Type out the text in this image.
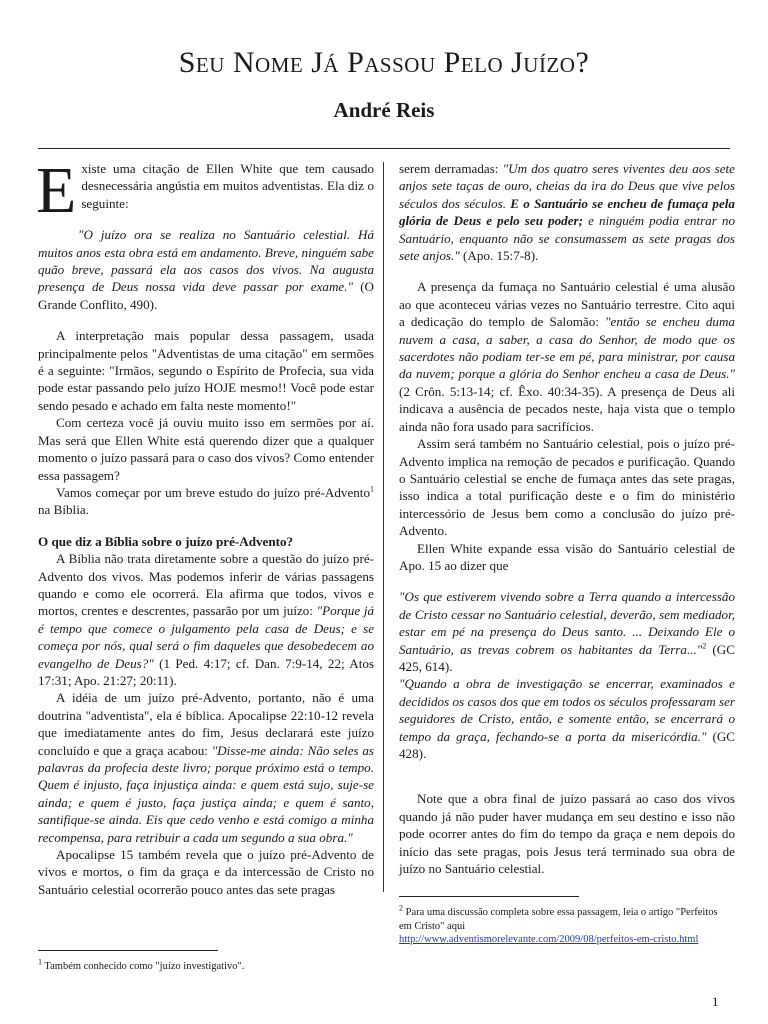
Seu Nome Já Passou Pelo Juízo?
André Reis

Existe uma citação de Ellen White que tem causado desnecessária angústia em muitos adventistas. Ela diz o seguinte:

"O juízo ora se realiza no Santuário celestial. Há muitos anos esta obra está em andamento. Breve, ninguém sabe quão breve, passará ela aos casos dos vivos. Na augusta presença de Deus nossa vida deve passar por exame." (O Grande Conflito, 490).

A interpretação mais popular dessa passagem, usada principalmente pelos "Adventistas de uma citação" em sermões é a seguinte: "Irmãos, segundo o Espírito de Profecia, sua vida pode estar passando pelo juízo HOJE mesmo!! Você pode estar sendo pesado e achado em falta neste momento!"

Com certeza você já ouviu muito isso em sermões por aí. Mas será que Ellen White está querendo dizer que a qualquer momento o juízo passará para o caso dos vivos? Como entender essa passagem?

Vamos começar por um breve estudo do juízo pré-Advento$^1$ na Bíblia.

O que diz a Bíblia sobre o juízo pré-Advento?

A Bíblia não trata diretamente sobre a questão do juízo pré-Advento dos vivos. Mas podemos inferir de várias passagens quando e como ele ocorrerá. Ela afirma que todos, vivos e mortos, crentes e descrentes, passarão por um juízo: "Porque já é tempo que comece o julgamento pela casa de Deus; e se começa por nós, qual será o fim daqueles que desobedecem ao evangelho de Deus?" (1 Ped. 4:17; cf. Dan. 7:9-14, 22; Atos 17:31; Apo. 21:27; 20:11).

A idéia de um juízo pré-Advento, portanto, não é uma doutrina "adventista", ela é bíblica. Apocalipse 22:10-12 revela que imediatamente antes do fim, Jesus declarará este juízo concluído e que a graça acabou: "Disse-me ainda: Não seles as palavras da profecia deste livro; porque próximo está o tempo. Quem é injusto, faça injustiça ainda: e quem está sujo, suje-se ainda; e quem é justo, faça justiça ainda; e quem é santo, santifique-se ainda. Eis que cedo venho e está comigo a minha recompensa, para retribuir a cada um segundo a sua obra."

Apocalipse 15 também revela que o juízo pré-Advento de vivos e mortos, o fim da graça e da intercessão de Cristo no Santuário celestial ocorrerão pouco antes das sete pragas

$^1$ Também conhecido como "juízo investigativo".

serem derramadas: "Um dos quatro seres viventes deu aos sete anjos sete taças de ouro, cheias da ira do Deus que vive pelos séculos dos séculos. E o Santuário se encheu de fumaça pela glória de Deus e pelo seu poder; e ninguém podia entrar no Santuário, enquanto não se consumassem as sete pragas dos sete anjos." (Apo. 15:7-8).

A presença da fumaça no Santuário celestial é uma alusão ao que aconteceu várias vezes no Santuário terrestre. Cito aqui a dedicação do templo de Salomão: "então se encheu duma nuvem a casa, a saber, a casa do Senhor, de modo que os sacerdotes não podiam ter-se em pé, para ministrar, por causa da nuvem; porque a glória do Senhor encheu a casa de Deus." (2 Crôn. 5:13-14; cf. Êxo. 40:34-35). A presença de Deus ali indicava a ausência de pecados neste, haja vista que o templo ainda não fora usado para sacrifícios.

Assim será também no Santuário celestial, pois o juízo pré-Advento implica na remoção de pecados e purificação. Quando o Santuário celestial se enche de fumaça antes das sete pragas, isso indica a total purificação deste e o fim do ministério intercessório de Jesus bem como a conclusão do juízo pré-Advento.

Ellen White expande essa visão do Santuário celestial de Apo. 15 ao dizer que

"Os que estiverem vivendo sobre a Terra quando a intercessão de Cristo cessar no Santuário celestial, deverão, sem mediador, estar em pé na presença do Deus santo. ... Deixando Ele o Santuário, as trevas cobrem os habitantes da Terra..."$^2$ (GC 425, 614).

"Quando a obra de investigação se encerrar, examinados e decididos os casos dos que em todos os séculos professaram ser seguidores de Cristo, então, e somente então, se encerrará o tempo da graça, fechando-se a porta da misericórdia." (GC 428).

Note que a obra final de juízo passará ao caso dos vivos quando já não puder haver mudança em seu destino e isso não pode ocorrer antes do fim do tempo da graça e nem depois do início das sete pragas, pois Jesus terá terminado sua obra de juízo no Santuário celestial.

$^2$ Para uma discussão completa sobre essa passagem, leia o artigo "Perfeitos em Cristo" aqui
http://www.adventismorelevante.com/2009/08/perfeitos-em-cristo.html
1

◆ Task description:
Retype the whole listing exactly and leave the pictures out.

◆ Response to this exercise:
Type out the text in this image.
Seu Nome Já Passou Pelo Juízo?
André Reis

Existe uma citação de Ellen White que tem causado desnecessária angústia em muitos adventistas. Ela diz o seguinte:

"O juízo ora se realiza no Santuário celestial. Há muitos anos esta obra está em andamento. Breve, ninguém sabe quão breve, passará ela aos casos dos vivos. Na augusta presença de Deus nossa vida deve passar por exame." (O Grande Conflito, 490).

A interpretação mais popular dessa passagem, usada principalmente pelos "Adventistas de uma citação" em sermões é a seguinte: "Irmãos, segundo o Espírito de Profecia, sua vida pode estar passando pelo juízo HOJE mesmo!! Você pode estar sendo pesado e achado em falta neste momento!"

Com certeza você já ouviu muito isso em sermões por aí. Mas será que Ellen White está querendo dizer que a qualquer momento o juízo passará para o caso dos vivos? Como entender essa passagem?

Vamos começar por um breve estudo do juízo pré-Advento$^1$ na Bíblia.

O que diz a Bíblia sobre o juízo pré-Advento?

A Bíblia não trata diretamente sobre a questão do juízo pré-Advento dos vivos. Mas podemos inferir de várias passagens quando e como ele ocorrerá. Ela afirma que todos, vivos e mortos, crentes e descrentes, passarão por um juízo: "Porque já é tempo que comece o julgamento pela casa de Deus; e se começa por nós, qual será o fim daqueles que desobedecem ao evangelho de Deus?" (1 Ped. 4:17; cf. Dan. 7:9-14, 22; Atos 17:31; Apo. 21:27; 20:11).

A idéia de um juízo pré-Advento, portanto, não é uma doutrina "adventista", ela é bíblica. Apocalipse 22:10-12 revela que imediatamente antes do fim, Jesus declarará este juízo concluído e que a graça acabou: "Disse-me ainda: Não seles as palavras da profecia deste livro; porque próximo está o tempo. Quem é injusto, faça injustiça ainda: e quem está sujo, suje-se ainda; e quem é justo, faça justiça ainda; e quem é santo, santifique-se ainda. Eis que cedo venho e está comigo a minha recompensa, para retribuir a cada um segundo a sua obra."

Apocalipse 15 também revela que o juízo pré-Advento de vivos e mortos, o fim da graça e da intercessão de Cristo no Santuário celestial ocorrerão pouco antes das sete pragas

$^1$ Também conhecido como "juízo investigativo".

serem derramadas: "Um dos quatro seres viventes deu aos sete anjos sete taças de ouro, cheias da ira do Deus que vive pelos séculos dos séculos. E o Santuário se encheu de fumaça pela glória de Deus e pelo seu poder; e ninguém podia entrar no Santuário, enquanto não se consumassem as sete pragas dos sete anjos." (Apo. 15:7-8).

A presença da fumaça no Santuário celestial é uma alusão ao que aconteceu várias vezes no Santuário terrestre. Cito aqui a dedicação do templo de Salomão: "então se encheu duma nuvem a casa, a saber, a casa do Senhor, de modo que os sacerdotes não podiam ter-se em pé, para ministrar, por causa da nuvem; porque a glória do Senhor encheu a casa de Deus." (2 Crôn. 5:13-14; cf. Êxo. 40:34-35). A presença de Deus ali indicava a ausência de pecados neste, haja vista que o templo ainda não fora usado para sacrifícios.

Assim será também no Santuário celestial, pois o juízo pré-Advento implica na remoção de pecados e purificação. Quando o Santuário celestial se enche de fumaça antes das sete pragas, isso indica a total purificação deste e o fim do ministério intercessório de Jesus bem como a conclusão do juízo pré-Advento.

Ellen White expande essa visão do Santuário celestial de Apo. 15 ao dizer que

"Os que estiverem vivendo sobre a Terra quando a intercessão de Cristo cessar no Santuário celestial, deverão, sem mediador, estar em pé na presença do Deus santo. ... Deixando Ele o Santuário, as trevas cobrem os habitantes da Terra..."$^2$ (GC 425, 614).

"Quando a obra de investigação se encerrar, examinados e decididos os casos dos que em todos os séculos professaram ser seguidores de Cristo, então, e somente então, se encerrará o tempo da graça, fechando-se a porta da misericórdia." (GC 428).

Note que a obra final de juízo passará ao caso dos vivos quando já não puder haver mudança em seu destino e isso não pode ocorrer antes do fim do tempo da graça e nem depois do início das sete pragas, pois Jesus terá terminado sua obra de juízo no Santuário celestial.

$^2$ Para uma discussão completa sobre essa passagem, leia o artigo "Perfeitos em Cristo" aqui
http://www.adventismorelevante.com/2009/08/perfeitos-em-cristo.html
1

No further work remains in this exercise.